#### What is expected
Copy each line below in which the word "Interval" occurs.

===== Given records

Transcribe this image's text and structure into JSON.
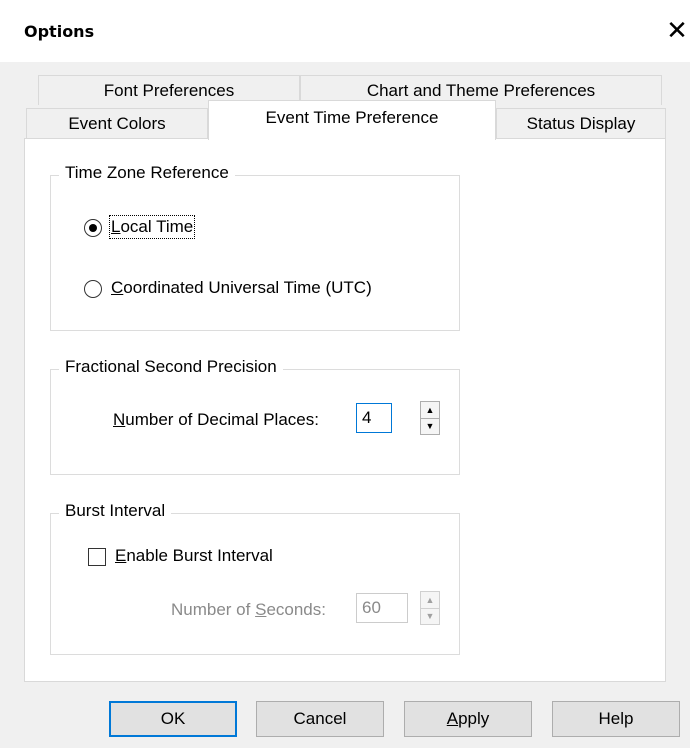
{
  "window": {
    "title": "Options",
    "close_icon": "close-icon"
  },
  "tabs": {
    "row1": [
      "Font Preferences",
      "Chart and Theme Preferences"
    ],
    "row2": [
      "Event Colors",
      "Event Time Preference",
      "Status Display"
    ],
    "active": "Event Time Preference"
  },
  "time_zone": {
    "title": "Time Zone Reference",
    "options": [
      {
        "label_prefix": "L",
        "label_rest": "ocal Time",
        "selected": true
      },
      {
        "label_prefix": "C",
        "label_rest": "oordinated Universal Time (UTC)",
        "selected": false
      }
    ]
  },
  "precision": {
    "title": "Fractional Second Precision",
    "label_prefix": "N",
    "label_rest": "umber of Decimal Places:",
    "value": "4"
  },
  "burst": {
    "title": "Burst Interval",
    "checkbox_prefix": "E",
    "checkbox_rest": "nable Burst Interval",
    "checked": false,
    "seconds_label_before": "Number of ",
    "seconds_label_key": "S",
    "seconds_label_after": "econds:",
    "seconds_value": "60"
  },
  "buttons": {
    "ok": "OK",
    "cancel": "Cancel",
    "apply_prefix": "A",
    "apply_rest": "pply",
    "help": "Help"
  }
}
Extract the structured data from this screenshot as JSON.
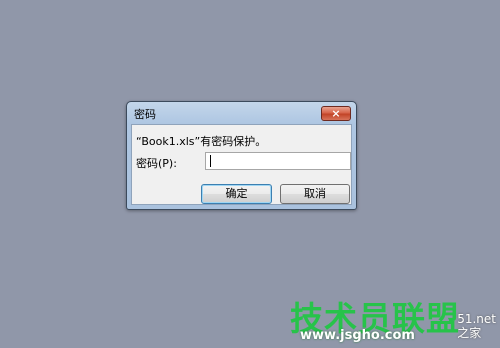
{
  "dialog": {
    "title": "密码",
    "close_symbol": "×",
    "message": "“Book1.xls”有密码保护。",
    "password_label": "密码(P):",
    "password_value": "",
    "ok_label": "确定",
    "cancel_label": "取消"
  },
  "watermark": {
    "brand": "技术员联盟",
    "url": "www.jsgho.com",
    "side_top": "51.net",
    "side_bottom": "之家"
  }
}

==========
===== Given records

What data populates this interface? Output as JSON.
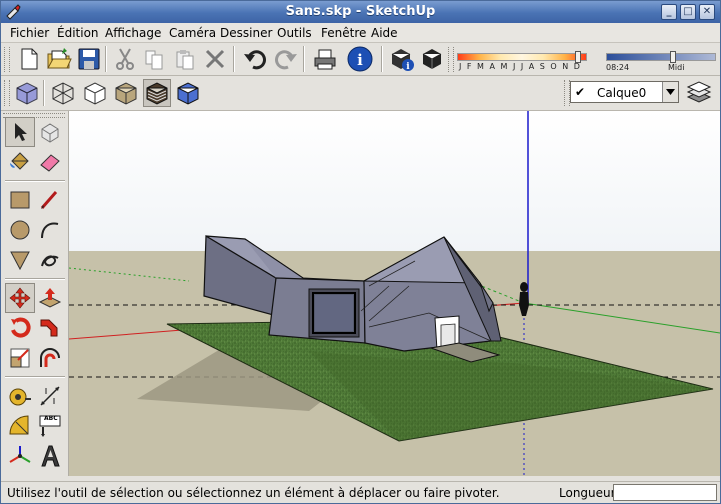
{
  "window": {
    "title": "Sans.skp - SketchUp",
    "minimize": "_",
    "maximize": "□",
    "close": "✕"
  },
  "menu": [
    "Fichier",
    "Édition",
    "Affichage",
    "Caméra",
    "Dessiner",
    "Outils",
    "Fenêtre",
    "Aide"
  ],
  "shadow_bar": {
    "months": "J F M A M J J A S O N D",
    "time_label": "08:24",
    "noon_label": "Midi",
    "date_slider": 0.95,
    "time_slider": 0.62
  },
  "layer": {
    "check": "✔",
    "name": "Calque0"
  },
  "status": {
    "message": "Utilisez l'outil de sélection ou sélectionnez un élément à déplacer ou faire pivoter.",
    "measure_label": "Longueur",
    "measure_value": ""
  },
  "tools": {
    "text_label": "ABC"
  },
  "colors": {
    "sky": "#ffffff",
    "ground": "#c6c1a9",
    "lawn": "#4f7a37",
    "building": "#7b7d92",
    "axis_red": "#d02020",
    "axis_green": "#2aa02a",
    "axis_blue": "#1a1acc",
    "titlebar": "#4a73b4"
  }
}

==========
===== Given records

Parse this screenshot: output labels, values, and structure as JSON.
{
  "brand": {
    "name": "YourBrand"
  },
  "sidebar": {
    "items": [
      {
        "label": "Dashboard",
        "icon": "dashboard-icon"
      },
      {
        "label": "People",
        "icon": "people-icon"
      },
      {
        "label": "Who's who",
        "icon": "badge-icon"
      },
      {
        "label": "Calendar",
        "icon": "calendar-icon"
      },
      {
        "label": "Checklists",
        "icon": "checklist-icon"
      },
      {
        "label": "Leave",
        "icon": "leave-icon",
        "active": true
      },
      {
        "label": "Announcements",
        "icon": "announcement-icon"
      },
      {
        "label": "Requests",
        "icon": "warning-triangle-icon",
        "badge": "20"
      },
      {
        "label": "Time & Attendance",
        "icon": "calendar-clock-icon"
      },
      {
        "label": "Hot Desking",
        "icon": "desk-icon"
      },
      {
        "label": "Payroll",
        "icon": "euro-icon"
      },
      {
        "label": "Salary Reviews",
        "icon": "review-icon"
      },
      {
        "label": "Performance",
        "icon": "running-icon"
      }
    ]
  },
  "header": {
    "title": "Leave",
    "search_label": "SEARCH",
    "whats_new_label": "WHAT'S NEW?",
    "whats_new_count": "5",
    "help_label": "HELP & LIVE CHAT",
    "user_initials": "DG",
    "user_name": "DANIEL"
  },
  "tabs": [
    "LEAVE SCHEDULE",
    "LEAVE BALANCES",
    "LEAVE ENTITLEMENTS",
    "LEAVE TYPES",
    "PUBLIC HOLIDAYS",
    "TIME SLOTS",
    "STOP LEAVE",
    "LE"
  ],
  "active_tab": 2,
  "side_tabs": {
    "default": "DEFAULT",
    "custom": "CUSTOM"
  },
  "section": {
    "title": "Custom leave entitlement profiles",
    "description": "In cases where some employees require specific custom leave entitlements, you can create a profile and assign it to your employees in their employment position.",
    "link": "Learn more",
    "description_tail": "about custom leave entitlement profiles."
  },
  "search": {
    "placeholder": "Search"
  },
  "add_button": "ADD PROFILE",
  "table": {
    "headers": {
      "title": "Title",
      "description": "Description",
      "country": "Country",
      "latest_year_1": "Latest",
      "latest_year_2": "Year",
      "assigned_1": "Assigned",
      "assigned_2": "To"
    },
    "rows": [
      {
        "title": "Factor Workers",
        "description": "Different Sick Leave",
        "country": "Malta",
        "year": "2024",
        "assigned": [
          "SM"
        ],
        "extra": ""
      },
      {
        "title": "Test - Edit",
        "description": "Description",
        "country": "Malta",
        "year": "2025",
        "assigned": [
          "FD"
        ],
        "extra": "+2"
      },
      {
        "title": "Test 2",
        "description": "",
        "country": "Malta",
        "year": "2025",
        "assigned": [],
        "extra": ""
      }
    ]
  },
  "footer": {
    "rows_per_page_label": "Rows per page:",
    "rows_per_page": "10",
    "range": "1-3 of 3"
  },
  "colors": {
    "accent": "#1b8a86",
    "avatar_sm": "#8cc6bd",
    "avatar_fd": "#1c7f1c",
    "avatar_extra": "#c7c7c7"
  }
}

==========

#### Right answer
    "title": "Burst Interval",
    "checkbox_rest": "nable Burst Interval",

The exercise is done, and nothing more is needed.